** 阅读材料 **
GCD之同步与组

GCD系列 文章之线程同步与组，建议顺序为：概念，原理，之后在阅读本文

背景

源码及版本号。所有源码均在苹果开源官网下可下载
源码 | 版本
-|-
libdispatch | 1008.250.7
libpthread | 330.250.2
xnu | 6153.11.26

barrier

在就讲过之前的sync和async之后，barrier函数就相对好理解了

sync

dispatch_barrier_sync和dispatch_sync组合串行队列的流程相似，由于同步操作，当前面的任务执行时，后面任务会进入wait流程，关于等待与唤醒的方式，在前一篇已经有过说明。

async

dispatch_barrier_async和dispatch_async有所不同，在配合并行队列的情况下：经由_dispatch_lane_concurrent_push会进入到_dispatch_lane_push(回忆上篇异步并行的流程)。

void
_dispatch_lane_push(dispatch_lane_t dq, dispatch_object_t dou,
        dispatch_qos_t qos)
{
    dispatch_wakeup_flags_t flags = 0;
    struct dispatch_object_s *prev;
 
    //barrier 不会走这里。
    if (unlikely(_dispatch_object_is_waiter(dou))) {
        return _dispatch_lane_push_waiter(dq, dou._dsc, qos);
    }

    dispatch_assert(!_dispatch_object_is_global(dq));
    qos = _dispatch_queue_push_qos(dq, qos);

    // If we are going to call dx_wakeup(), the queue must be retained before
    // the item we're pushing can be dequeued, which means:
    // - before we exchange the tail if we have to override
    // - before we set the head if we made the queue non empty.
    // Otherwise, if preempted between one of these and the call to dx_wakeup()
    // the blocks submitted to the queue may release the last reference to the
    // queue when invoked by _dispatch_lane_drain. <rdar://problem/6932776>

    prev = os_mpsc_push_update_tail(os_mpsc(dq, dq_items), dou._do, do_next);
    if (unlikely(os_mpsc_push_was_empty(prev))) {
        _dispatch_retain_2_unsafe(dq);
        flags = DISPATCH_WAKEUP_CONSUME_2 | DISPATCH_WAKEUP_MAKE_DIRTY;
    } else if (unlikely(_dispatch_queue_need_override(dq, qos))) {
        // There's a race here, _dispatch_queue_need_override may read a stale
        // dq_state value.
        //
        // If it's a stale load from the same drain streak, given that
        // the max qos is monotonic, too old a read can only cause an
        // unnecessary attempt at overriding which is harmless.
        //
        // We'll assume here that a stale load from an a previous drain streak
        // never happens in practice.

** 作业要求 **
A. 阅读材料中，_dispatch_lane_push 函数内有一段英文注释。根据这段注释，说明在要调用 dx_wakeup() 的情况下，为什么必须在被推入的项能够出队之前先 retain 队列。用一到三句话作答。
B. 列出阅读材料的表格中给出的全部源码名称及其版本号。

** 数据摘录 **

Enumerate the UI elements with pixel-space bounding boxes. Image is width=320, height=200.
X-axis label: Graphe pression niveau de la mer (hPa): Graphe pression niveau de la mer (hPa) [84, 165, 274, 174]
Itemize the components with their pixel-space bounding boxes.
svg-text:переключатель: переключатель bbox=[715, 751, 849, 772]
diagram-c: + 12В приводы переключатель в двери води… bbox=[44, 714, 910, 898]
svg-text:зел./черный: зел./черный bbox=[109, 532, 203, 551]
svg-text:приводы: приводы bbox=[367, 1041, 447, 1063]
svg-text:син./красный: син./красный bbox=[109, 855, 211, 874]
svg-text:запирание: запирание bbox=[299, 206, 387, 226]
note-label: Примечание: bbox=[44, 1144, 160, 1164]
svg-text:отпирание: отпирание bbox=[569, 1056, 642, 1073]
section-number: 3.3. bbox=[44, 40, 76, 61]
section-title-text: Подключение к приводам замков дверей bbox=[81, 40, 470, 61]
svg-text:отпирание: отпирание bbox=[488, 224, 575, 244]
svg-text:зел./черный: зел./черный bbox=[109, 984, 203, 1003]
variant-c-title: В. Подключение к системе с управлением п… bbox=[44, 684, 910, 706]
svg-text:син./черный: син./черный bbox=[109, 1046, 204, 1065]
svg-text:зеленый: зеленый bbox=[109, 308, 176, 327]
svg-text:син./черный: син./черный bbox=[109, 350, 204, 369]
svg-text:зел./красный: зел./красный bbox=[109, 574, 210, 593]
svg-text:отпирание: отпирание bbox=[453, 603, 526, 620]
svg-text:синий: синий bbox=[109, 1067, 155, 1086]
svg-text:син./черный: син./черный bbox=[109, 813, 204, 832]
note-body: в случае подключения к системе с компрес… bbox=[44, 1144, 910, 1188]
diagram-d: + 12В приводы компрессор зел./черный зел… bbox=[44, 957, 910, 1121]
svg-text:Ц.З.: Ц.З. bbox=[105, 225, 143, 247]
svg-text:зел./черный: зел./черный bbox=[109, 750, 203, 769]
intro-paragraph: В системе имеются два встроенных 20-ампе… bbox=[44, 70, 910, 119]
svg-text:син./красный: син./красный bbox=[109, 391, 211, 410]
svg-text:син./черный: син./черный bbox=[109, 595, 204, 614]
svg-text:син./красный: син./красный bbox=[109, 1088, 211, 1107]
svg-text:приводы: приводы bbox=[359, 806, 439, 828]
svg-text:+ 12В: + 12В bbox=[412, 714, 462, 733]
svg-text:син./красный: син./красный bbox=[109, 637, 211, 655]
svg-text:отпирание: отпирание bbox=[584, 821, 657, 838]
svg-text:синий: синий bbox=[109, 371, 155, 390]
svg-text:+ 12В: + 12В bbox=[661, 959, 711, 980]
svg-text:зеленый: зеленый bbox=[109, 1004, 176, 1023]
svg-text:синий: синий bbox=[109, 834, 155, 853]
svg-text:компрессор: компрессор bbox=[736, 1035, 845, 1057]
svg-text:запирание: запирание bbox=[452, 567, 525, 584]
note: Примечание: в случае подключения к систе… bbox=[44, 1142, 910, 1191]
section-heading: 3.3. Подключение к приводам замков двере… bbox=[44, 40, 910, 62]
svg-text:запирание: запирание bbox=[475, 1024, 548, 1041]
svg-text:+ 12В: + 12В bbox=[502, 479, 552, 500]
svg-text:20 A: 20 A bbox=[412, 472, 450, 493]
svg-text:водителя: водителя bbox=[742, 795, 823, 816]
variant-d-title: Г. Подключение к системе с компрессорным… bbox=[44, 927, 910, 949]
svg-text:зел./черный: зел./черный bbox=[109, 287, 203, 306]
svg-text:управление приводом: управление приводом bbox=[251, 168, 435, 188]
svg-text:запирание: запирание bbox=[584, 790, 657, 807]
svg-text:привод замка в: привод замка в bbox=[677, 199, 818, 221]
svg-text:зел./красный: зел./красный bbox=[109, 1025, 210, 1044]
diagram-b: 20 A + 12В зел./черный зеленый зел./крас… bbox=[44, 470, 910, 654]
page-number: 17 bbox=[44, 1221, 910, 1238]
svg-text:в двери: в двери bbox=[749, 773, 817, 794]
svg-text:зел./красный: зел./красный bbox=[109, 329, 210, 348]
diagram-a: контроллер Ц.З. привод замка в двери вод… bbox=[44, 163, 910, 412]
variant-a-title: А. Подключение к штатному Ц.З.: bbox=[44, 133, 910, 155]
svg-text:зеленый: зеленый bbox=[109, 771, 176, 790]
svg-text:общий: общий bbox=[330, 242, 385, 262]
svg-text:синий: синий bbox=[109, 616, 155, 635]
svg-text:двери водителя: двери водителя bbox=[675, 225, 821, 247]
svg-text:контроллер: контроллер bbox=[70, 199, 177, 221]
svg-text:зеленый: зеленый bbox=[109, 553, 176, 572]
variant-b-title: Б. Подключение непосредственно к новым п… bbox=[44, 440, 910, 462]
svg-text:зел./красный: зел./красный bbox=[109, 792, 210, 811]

** 参考答案 **
A. 如果在交换队尾或设置队首之后、调用 dx_wakeup() 之前被抢占，提交到队列的 block 在被 _dispatch_lane_drain 调用时，可能会释放对该队列的最后一个引用。因此，必须在该项能够出队之前先 retain 队列。具体时机是：需要覆盖时，在交换队尾之前；队列由空变为非空时，在设置队首之前。

B.
libdispatch：1008.250.7
libpthread：330.250.2
xnu：6153.11.26